SHORT PROBLEM:
Rewrite the data from its first line through the line that has "square-a5 [114, 53, 127, 61]", swapping every "file-letter" for "column-letter" and leaving everything else the same.

■ ■ ■

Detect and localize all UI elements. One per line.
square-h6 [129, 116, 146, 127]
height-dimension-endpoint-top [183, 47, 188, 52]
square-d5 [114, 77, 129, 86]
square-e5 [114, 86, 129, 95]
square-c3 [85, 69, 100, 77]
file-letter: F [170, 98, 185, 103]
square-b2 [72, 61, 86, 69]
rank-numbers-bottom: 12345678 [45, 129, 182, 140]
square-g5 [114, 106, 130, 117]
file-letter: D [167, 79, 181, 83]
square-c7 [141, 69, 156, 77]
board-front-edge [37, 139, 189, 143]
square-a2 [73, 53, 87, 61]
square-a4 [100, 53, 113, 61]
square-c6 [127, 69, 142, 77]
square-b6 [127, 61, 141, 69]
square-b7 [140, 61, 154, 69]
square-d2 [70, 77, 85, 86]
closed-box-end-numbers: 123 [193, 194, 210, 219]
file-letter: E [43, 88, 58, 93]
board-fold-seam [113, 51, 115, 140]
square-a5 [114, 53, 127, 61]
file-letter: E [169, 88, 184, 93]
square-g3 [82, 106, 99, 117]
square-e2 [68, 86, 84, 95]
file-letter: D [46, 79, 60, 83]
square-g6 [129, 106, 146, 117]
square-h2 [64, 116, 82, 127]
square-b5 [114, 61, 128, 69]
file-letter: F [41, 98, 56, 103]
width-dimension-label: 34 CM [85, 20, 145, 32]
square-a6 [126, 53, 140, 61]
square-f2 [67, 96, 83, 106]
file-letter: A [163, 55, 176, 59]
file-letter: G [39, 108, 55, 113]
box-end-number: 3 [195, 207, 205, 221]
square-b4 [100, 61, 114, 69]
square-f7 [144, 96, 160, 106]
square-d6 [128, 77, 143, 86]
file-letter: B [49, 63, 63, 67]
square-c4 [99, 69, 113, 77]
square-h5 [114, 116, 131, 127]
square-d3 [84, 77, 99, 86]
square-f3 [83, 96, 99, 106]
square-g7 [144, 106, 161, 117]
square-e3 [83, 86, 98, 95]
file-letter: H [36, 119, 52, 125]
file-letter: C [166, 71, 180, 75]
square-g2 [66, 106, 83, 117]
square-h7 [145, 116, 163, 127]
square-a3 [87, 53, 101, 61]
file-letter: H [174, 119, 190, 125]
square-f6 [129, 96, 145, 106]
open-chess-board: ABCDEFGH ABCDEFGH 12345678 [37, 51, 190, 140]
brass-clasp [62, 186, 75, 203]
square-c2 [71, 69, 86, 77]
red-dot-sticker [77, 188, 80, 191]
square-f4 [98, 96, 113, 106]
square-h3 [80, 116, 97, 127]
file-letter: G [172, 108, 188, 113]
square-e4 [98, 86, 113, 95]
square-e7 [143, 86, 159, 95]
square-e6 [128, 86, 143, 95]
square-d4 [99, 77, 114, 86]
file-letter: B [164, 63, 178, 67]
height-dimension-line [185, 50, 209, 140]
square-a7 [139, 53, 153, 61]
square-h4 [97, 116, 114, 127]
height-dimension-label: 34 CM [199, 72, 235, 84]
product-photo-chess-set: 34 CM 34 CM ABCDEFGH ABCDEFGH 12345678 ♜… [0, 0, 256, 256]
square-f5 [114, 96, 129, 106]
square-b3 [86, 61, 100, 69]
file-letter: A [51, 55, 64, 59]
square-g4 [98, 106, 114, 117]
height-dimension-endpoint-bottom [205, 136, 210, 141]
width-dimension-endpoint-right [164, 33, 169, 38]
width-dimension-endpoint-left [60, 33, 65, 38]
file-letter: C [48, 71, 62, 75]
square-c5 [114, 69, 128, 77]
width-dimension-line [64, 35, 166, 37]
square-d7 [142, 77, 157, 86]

■ ■ ■

ANSWER TO THE TASK:
Detect and localize all UI elements. One per line.
square-h6 [129, 116, 146, 127]
height-dimension-endpoint-top [183, 47, 188, 52]
square-d5 [114, 77, 129, 86]
square-e5 [114, 86, 129, 95]
square-c3 [85, 69, 100, 77]
column-letter: F [170, 98, 185, 103]
square-b2 [72, 61, 86, 69]
rank-numbers-bottom: 12345678 [45, 129, 182, 140]
square-g5 [114, 106, 130, 117]
column-letter: D [167, 79, 181, 83]
square-c7 [141, 69, 156, 77]
board-front-edge [37, 139, 189, 143]
square-a2 [73, 53, 87, 61]
square-a4 [100, 53, 113, 61]
square-c6 [127, 69, 142, 77]
square-b6 [127, 61, 141, 69]
square-b7 [140, 61, 154, 69]
square-d2 [70, 77, 85, 86]
closed-box-end-numbers: 123 [193, 194, 210, 219]
column-letter: E [43, 88, 58, 93]
board-fold-seam [113, 51, 115, 140]
square-a5 [114, 53, 127, 61]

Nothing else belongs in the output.